■ **Aim of the task**: Copy each line where the word "para" occurs.

■ **Data shown**:
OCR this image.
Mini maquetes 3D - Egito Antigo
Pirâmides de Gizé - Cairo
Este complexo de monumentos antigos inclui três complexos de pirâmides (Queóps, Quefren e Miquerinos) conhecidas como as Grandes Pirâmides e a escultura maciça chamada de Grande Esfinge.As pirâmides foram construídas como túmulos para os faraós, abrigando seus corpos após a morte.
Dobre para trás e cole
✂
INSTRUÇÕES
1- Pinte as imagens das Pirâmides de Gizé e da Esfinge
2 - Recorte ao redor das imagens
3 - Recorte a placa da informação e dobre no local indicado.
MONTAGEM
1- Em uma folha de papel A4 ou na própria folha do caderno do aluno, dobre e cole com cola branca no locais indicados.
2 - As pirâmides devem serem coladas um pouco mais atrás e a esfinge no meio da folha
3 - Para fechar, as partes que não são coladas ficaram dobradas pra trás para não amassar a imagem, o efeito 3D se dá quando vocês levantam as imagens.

■ **Finished answer**:
Este complexo de monumentos antigos inclui três complexos de pirâmides (Queóps, Quefren e Miquerinos) conhecidas como as Grandes Pirâmides e a escultura maciça chamada de Grande Esfinge.As pirâmides foram construídas como túmulos para os faraós, abrigando seus corpos após a morte.
Dobre para trás e cole
3 - Para fechar, as partes que não são coladas ficaram dobradas pra trás para não amassar a imagem, o efeito 3D se dá quando vocês levantam as imagens.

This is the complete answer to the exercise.